Available records:

━━━━━━━━━━━━━━━━━━━━━━━━━━━━━━

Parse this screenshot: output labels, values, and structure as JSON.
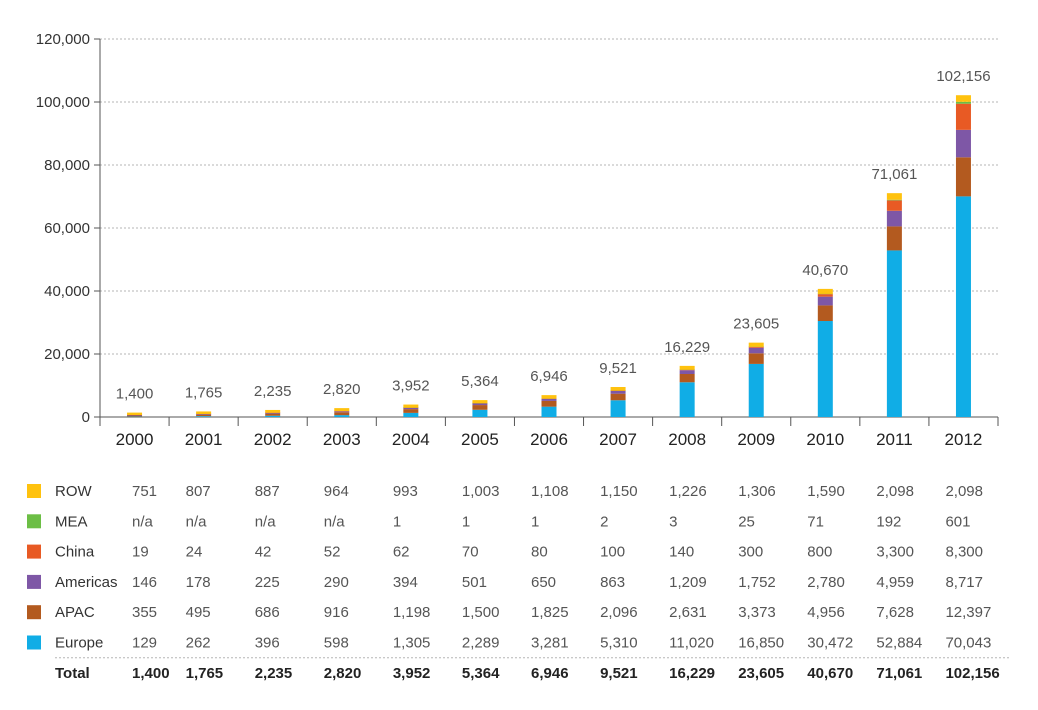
{
  "chart_data": {
    "type": "bar",
    "stacked": true,
    "title": "",
    "xlabel": "",
    "ylabel": "",
    "ylim": [
      0,
      120000
    ],
    "y_ticks": [
      "0",
      "20,000",
      "40,000",
      "60,000",
      "80,000",
      "100,000",
      "120,000"
    ],
    "grid": true,
    "legend_placement": "table-left",
    "categories": [
      "2000",
      "2001",
      "2002",
      "2003",
      "2004",
      "2005",
      "2006",
      "2007",
      "2008",
      "2009",
      "2010",
      "2011",
      "2012"
    ],
    "series": [
      {
        "name": "Europe",
        "color": "#10ADE6",
        "values": [
          129,
          262,
          396,
          598,
          1305,
          2289,
          3281,
          5310,
          11020,
          16850,
          30472,
          52884,
          70043
        ]
      },
      {
        "name": "APAC",
        "color": "#B35A1F",
        "values": [
          355,
          495,
          686,
          916,
          1198,
          1500,
          1825,
          2096,
          2631,
          3373,
          4956,
          7628,
          12397
        ]
      },
      {
        "name": "Americas",
        "color": "#7E57A6",
        "values": [
          146,
          178,
          225,
          290,
          394,
          501,
          650,
          863,
          1209,
          1752,
          2780,
          4959,
          8717
        ]
      },
      {
        "name": "China",
        "color": "#E85A24",
        "values": [
          19,
          24,
          42,
          52,
          62,
          70,
          80,
          100,
          140,
          300,
          800,
          3300,
          8300
        ]
      },
      {
        "name": "MEA",
        "color": "#6CBE45",
        "values": [
          null,
          null,
          null,
          null,
          1,
          1,
          1,
          2,
          3,
          25,
          71,
          192,
          601
        ]
      },
      {
        "name": "ROW",
        "color": "#FFC20E",
        "values": [
          751,
          807,
          887,
          964,
          993,
          1003,
          1108,
          1150,
          1226,
          1306,
          1590,
          2098,
          2098
        ]
      }
    ],
    "totals": [
      1400,
      1765,
      2235,
      2820,
      3952,
      5364,
      6946,
      9521,
      16229,
      23605,
      40670,
      71061,
      102156
    ],
    "total_labels": [
      "1,400",
      "1,765",
      "2,235",
      "2,820",
      "3,952",
      "5,364",
      "6,946",
      "9,521",
      "16,229",
      "23,605",
      "40,670",
      "71,061",
      "102,156"
    ],
    "table": {
      "rows": [
        {
          "name": "ROW",
          "color": "#FFC20E",
          "cells": [
            "751",
            "807",
            "887",
            "964",
            "993",
            "1,003",
            "1,108",
            "1,150",
            "1,226",
            "1,306",
            "1,590",
            "2,098",
            "2,098"
          ]
        },
        {
          "name": "MEA",
          "color": "#6CBE45",
          "cells": [
            "n/a",
            "n/a",
            "n/a",
            "n/a",
            "1",
            "1",
            "1",
            "2",
            "3",
            "25",
            "71",
            "192",
            "601"
          ]
        },
        {
          "name": "China",
          "color": "#E85A24",
          "cells": [
            "19",
            "24",
            "42",
            "52",
            "62",
            "70",
            "80",
            "100",
            "140",
            "300",
            "800",
            "3,300",
            "8,300"
          ]
        },
        {
          "name": "Americas",
          "color": "#7E57A6",
          "cells": [
            "146",
            "178",
            "225",
            "290",
            "394",
            "501",
            "650",
            "863",
            "1,209",
            "1,752",
            "2,780",
            "4,959",
            "8,717"
          ]
        },
        {
          "name": "APAC",
          "color": "#B35A1F",
          "cells": [
            "355",
            "495",
            "686",
            "916",
            "1,198",
            "1,500",
            "1,825",
            "2,096",
            "2,631",
            "3,373",
            "4,956",
            "7,628",
            "12,397"
          ]
        },
        {
          "name": "Europe",
          "color": "#10ADE6",
          "cells": [
            "129",
            "262",
            "396",
            "598",
            "1,305",
            "2,289",
            "3,281",
            "5,310",
            "11,020",
            "16,850",
            "30,472",
            "52,884",
            "70,043"
          ]
        }
      ],
      "total_row": {
        "name": "Total",
        "cells": [
          "1,400",
          "1,765",
          "2,235",
          "2,820",
          "3,952",
          "5,364",
          "6,946",
          "9,521",
          "16,229",
          "23,605",
          "40,670",
          "71,061",
          "102,156"
        ]
      }
    }
  }
}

━━━━━━━━━━━━━━━━━━━━━━━━━━━━━━

Given instruction: In the listing above, find the lines holding the word "color" and copy them.

Exercise output:
        "color": "#10ADE6",
        "color": "#B35A1F",
        "color": "#7E57A6",
        "color": "#E85A24",
        "color": "#6CBE45",
        "color": "#FFC20E",
          "color": "#FFC20E",
          "color": "#6CBE45",
          "color": "#E85A24",
          "color": "#7E57A6",
          "color": "#B35A1F",
          "color": "#10ADE6",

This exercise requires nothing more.